● PROBLEM DETAILS
Each entry below should be written out exactly as it is, with no pictures.

(Dataset records)
--

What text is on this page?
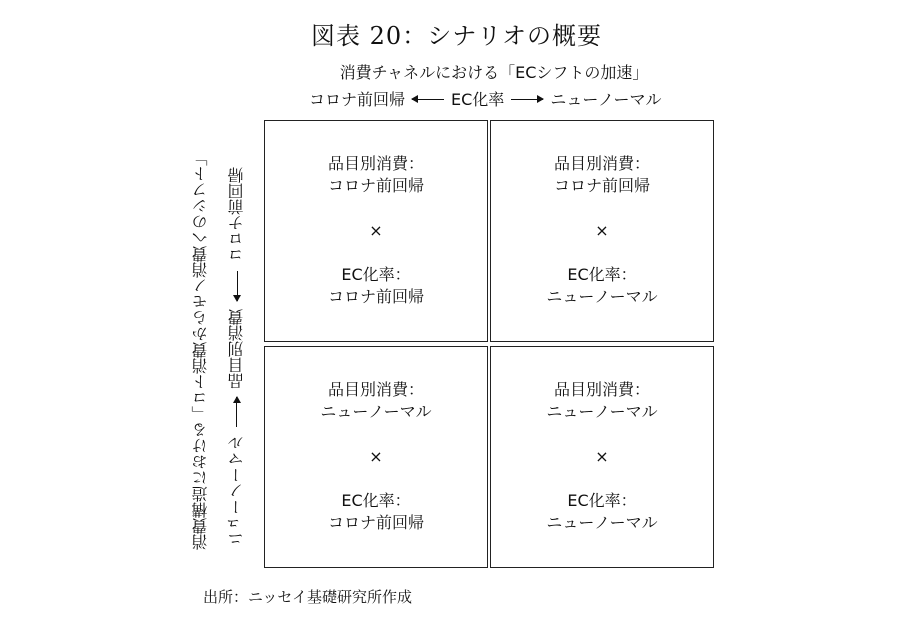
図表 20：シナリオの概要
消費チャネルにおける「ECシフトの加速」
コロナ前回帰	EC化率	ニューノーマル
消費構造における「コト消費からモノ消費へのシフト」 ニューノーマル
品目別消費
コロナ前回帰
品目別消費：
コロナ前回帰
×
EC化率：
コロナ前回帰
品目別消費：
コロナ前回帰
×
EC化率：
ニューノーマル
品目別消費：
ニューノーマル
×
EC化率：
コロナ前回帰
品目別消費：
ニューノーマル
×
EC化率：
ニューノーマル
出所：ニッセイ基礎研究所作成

--

● EXERCISE OUTPUT
What text is on this page?
図表 20：シナリオの概要
消費チャネルにおける「ECシフトの加速」
コロナ前回帰	EC化率	ニューノーマル
消費構造における「コト消費からモノ消費へのシフト」 ニューノーマル
品目別消費
コロナ前回帰
品目別消費：
コロナ前回帰
×
EC化率：
コロナ前回帰
品目別消費：
コロナ前回帰
×
EC化率：
ニューノーマル
品目別消費：
ニューノーマル
×
EC化率：
コロナ前回帰
品目別消費：
ニューノーマル
×
EC化率：
ニューノーマル
出所：ニッセイ基礎研究所作成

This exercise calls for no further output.